Data listing
──────────

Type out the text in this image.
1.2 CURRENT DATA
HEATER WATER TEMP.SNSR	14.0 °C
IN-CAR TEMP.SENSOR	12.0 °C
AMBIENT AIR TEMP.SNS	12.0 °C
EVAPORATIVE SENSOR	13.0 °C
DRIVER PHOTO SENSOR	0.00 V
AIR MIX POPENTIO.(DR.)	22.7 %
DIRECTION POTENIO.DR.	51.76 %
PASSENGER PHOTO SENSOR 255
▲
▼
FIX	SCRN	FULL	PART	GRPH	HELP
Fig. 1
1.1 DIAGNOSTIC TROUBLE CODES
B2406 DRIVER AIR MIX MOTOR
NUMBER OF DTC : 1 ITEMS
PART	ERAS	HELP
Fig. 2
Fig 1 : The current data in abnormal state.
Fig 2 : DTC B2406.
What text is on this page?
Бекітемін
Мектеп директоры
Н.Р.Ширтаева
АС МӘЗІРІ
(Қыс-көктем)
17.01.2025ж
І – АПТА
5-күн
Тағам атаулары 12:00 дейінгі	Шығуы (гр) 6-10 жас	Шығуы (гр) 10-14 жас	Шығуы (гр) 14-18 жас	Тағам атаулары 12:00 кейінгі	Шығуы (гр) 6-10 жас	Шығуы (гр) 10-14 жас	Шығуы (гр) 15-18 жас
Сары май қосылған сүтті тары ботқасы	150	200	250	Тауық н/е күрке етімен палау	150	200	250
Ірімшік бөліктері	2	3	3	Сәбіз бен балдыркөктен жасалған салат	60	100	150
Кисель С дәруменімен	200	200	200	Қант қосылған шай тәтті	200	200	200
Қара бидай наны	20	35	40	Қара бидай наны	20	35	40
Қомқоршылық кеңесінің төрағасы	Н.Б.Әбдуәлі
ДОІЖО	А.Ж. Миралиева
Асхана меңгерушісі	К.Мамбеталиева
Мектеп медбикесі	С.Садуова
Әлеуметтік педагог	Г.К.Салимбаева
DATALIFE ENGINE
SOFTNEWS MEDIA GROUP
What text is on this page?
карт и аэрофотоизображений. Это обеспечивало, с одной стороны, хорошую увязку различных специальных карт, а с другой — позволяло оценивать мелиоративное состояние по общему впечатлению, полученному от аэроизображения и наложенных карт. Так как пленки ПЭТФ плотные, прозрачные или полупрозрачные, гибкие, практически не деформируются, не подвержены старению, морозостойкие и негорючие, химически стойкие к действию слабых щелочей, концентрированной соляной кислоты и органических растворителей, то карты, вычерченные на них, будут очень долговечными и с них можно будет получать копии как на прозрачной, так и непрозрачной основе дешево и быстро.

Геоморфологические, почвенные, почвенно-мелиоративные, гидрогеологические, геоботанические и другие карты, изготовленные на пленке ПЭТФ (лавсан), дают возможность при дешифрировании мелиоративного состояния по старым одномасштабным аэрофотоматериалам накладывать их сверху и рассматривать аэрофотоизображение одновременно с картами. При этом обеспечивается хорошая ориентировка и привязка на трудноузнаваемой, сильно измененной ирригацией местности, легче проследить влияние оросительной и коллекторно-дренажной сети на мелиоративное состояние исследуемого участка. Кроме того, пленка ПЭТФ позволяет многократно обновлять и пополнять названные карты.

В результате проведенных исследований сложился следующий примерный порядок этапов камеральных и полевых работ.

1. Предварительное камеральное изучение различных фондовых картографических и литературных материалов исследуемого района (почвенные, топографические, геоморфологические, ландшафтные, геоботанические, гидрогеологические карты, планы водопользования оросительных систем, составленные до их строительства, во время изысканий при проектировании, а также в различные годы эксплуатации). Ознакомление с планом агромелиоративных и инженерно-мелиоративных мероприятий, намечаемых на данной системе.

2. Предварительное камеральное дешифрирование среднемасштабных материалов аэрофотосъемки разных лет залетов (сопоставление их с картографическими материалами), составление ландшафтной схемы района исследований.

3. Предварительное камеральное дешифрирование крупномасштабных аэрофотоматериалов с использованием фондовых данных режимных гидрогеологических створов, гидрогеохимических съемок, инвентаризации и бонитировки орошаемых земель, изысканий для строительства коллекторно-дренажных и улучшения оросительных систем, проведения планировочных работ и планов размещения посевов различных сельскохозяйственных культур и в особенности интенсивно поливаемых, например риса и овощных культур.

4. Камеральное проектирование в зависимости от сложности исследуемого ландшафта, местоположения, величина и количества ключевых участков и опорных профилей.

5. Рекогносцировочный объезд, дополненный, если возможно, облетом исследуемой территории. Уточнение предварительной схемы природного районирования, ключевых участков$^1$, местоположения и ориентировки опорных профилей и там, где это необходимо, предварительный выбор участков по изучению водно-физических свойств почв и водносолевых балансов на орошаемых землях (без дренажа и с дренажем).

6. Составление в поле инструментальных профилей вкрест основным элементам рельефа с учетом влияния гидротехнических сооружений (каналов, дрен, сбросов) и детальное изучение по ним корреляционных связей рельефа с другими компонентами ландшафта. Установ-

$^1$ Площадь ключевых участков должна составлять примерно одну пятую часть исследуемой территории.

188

──────────

Each line that has the word "местоположения" should be copied.

THE REPLY:
4. Камеральное проектирование в зависимости от сложности исследуемого ландшафта, местоположения, величина и количества ключевых участков и опорных профилей.
5. Рекогносцировочный объезд, дополненный, если возможно, облетом исследуемой территории. Уточнение предварительной схемы природного районирования, ключевых участков$^1$, местоположения и ориентировки опорных профилей и там, где это необходимо, предварительный выбор участков по изучению водно-физических свойств почв и водносолевых балансов на орошаемых землях (без дренажа и с дренажем).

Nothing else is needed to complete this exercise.